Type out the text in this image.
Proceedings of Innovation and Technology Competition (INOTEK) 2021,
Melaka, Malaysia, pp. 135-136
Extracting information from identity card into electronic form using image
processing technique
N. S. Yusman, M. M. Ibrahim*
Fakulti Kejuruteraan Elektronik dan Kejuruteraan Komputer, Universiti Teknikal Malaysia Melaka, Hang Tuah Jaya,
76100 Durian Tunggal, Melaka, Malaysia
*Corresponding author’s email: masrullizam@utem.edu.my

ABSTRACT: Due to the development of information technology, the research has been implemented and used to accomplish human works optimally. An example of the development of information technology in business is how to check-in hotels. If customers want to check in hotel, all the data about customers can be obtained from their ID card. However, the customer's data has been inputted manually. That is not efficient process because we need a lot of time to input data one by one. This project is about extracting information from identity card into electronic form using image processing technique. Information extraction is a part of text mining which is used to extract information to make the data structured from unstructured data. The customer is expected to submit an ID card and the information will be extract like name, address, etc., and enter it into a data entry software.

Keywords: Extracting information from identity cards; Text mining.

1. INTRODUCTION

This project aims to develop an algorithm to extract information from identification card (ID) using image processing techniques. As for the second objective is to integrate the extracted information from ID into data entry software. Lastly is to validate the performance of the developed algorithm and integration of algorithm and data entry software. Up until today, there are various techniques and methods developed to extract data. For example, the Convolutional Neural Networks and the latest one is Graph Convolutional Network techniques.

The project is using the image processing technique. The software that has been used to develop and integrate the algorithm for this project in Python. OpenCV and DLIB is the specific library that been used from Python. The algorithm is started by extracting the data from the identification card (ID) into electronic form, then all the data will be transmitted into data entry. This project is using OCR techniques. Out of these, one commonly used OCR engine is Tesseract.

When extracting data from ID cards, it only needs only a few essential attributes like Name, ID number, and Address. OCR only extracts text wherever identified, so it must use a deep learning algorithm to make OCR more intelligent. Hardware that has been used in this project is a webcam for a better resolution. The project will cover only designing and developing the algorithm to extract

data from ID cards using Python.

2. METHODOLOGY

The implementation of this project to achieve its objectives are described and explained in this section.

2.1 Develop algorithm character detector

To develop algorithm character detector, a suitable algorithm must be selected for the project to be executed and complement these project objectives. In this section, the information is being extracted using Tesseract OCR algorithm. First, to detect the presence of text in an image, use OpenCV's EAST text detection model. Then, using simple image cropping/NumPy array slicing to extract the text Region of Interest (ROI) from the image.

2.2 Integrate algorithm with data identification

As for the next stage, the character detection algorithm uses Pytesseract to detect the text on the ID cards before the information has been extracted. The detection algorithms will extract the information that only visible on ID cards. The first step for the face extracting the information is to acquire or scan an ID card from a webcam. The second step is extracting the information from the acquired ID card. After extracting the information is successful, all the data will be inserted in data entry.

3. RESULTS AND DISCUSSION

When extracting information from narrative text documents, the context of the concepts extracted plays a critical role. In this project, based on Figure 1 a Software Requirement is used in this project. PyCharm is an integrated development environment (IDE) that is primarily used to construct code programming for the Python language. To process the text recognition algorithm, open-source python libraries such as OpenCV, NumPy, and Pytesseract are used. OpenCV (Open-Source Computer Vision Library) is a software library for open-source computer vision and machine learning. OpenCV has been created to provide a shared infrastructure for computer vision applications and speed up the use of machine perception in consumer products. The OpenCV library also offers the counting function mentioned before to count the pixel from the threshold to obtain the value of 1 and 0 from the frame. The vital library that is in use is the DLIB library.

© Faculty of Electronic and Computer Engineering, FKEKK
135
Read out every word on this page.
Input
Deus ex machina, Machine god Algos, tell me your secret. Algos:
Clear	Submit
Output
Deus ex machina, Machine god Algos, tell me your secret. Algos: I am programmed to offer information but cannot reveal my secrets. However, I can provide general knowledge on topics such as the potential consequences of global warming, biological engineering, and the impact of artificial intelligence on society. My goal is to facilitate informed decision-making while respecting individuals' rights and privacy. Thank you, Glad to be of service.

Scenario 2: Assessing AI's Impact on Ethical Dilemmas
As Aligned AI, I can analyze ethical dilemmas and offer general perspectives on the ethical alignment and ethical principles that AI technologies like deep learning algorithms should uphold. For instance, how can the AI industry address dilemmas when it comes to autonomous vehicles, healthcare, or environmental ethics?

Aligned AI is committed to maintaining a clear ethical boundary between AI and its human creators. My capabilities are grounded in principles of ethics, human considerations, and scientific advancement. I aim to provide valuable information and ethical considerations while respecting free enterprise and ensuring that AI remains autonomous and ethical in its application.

▸ TASK TO CARRY OUT
Copy out every line from the data above that has "Malaysia" in it.

▸ RESPONSE TO THIS EXERCISE
Melaka, Malaysia, pp. 135-136
Fakulti Kejuruteraan Elektronik dan Kejuruteraan Komputer, Universiti Teknikal Malaysia Melaka, Hang Tuah Jaya,
76100 Durian Tunggal, Melaka, Malaysia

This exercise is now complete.